* Work instructions: Find the number of lines in these records where the word "Read" appears. Reply with that number and nothing more.

* Extracted material:
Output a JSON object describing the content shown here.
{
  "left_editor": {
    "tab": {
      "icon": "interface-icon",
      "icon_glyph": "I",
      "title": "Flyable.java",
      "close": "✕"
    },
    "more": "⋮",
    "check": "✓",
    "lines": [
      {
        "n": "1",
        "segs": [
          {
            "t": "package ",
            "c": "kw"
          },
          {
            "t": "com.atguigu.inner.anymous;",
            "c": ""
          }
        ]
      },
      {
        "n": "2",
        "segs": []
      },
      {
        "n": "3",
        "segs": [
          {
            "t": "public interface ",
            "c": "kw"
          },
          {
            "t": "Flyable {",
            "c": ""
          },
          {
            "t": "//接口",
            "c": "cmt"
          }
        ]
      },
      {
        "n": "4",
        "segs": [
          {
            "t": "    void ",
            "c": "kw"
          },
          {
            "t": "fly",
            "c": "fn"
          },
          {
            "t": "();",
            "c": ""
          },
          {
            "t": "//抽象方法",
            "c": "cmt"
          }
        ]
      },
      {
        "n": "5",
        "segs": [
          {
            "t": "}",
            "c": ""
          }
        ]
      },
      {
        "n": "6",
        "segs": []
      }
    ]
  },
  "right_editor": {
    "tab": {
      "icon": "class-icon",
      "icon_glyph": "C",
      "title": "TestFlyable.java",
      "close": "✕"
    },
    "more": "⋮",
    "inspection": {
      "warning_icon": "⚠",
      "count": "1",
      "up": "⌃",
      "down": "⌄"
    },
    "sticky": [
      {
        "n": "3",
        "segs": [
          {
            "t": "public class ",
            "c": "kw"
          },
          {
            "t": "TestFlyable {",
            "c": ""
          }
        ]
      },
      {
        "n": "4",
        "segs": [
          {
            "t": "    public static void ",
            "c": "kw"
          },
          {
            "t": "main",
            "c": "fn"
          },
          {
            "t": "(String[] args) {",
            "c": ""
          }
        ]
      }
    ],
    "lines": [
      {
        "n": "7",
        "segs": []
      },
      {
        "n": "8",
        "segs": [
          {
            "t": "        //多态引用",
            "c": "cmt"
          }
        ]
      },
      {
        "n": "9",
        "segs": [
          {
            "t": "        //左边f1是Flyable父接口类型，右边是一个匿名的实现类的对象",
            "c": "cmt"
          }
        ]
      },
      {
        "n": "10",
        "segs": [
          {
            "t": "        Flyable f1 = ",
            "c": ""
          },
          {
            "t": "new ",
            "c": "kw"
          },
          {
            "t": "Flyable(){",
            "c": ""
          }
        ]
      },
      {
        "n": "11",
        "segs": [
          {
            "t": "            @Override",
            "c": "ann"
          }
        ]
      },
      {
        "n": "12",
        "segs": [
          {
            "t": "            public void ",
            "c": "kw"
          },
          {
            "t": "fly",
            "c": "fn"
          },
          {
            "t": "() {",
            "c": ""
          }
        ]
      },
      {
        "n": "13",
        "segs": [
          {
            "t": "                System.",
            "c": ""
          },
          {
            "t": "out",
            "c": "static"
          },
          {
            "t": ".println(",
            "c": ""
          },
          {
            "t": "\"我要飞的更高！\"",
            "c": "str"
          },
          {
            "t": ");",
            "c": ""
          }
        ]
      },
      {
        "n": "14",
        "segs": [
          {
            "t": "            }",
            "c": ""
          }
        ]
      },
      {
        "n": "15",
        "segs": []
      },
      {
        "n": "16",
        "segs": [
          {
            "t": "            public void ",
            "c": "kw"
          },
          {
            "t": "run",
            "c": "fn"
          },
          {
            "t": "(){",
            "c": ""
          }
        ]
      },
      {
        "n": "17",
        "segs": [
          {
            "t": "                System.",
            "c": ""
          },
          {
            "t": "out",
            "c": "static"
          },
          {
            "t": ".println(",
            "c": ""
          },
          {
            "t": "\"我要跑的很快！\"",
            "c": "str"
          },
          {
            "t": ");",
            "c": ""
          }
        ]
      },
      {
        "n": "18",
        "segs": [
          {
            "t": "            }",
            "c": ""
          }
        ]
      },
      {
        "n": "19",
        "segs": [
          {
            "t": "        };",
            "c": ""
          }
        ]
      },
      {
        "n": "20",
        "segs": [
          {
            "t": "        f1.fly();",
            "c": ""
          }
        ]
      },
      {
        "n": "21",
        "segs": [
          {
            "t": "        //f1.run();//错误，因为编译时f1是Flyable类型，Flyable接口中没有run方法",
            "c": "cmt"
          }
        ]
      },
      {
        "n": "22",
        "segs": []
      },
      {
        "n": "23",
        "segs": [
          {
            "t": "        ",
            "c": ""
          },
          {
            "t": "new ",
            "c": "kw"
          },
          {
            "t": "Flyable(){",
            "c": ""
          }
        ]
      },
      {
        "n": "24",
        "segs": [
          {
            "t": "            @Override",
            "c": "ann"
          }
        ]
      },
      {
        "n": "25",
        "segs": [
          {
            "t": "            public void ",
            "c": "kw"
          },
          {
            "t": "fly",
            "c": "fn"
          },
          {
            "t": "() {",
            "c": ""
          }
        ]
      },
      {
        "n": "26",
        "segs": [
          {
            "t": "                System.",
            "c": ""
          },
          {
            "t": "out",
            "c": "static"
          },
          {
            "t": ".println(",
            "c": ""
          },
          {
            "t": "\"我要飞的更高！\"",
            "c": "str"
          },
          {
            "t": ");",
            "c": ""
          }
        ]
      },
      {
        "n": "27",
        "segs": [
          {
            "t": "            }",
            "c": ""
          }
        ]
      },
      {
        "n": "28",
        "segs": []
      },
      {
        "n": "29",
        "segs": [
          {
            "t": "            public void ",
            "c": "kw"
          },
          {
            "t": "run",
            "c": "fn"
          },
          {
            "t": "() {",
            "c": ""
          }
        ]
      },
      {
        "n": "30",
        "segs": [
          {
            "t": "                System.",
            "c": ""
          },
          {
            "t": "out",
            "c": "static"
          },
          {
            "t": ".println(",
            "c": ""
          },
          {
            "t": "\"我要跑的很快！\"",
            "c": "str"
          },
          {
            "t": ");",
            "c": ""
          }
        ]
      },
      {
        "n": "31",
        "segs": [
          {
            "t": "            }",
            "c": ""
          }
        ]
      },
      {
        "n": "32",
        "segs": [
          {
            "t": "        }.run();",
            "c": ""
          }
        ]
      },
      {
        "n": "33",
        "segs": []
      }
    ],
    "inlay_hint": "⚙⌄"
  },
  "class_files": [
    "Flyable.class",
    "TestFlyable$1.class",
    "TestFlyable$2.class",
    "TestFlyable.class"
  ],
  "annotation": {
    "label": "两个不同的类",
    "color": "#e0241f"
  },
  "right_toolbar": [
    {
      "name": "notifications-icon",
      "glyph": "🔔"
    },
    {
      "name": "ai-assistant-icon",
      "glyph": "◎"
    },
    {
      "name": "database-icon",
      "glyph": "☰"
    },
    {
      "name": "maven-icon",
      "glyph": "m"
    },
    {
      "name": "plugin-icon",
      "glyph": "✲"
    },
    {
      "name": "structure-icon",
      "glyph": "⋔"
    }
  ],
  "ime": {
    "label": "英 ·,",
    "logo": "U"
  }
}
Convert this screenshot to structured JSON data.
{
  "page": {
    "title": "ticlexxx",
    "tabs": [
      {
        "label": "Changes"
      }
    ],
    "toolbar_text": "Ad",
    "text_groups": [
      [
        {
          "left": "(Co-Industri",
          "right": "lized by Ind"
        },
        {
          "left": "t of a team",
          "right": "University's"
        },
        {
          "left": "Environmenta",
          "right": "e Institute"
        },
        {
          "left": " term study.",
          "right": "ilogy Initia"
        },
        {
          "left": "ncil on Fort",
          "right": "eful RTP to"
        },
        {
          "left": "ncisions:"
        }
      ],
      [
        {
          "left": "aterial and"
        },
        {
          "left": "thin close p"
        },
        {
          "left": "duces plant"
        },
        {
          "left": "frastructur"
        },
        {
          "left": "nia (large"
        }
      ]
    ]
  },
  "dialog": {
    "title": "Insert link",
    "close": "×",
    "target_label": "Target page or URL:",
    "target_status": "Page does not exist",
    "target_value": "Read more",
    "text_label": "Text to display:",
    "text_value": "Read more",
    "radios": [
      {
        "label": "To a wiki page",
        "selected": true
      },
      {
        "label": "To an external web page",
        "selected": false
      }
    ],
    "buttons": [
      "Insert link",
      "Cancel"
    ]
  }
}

* The output: 2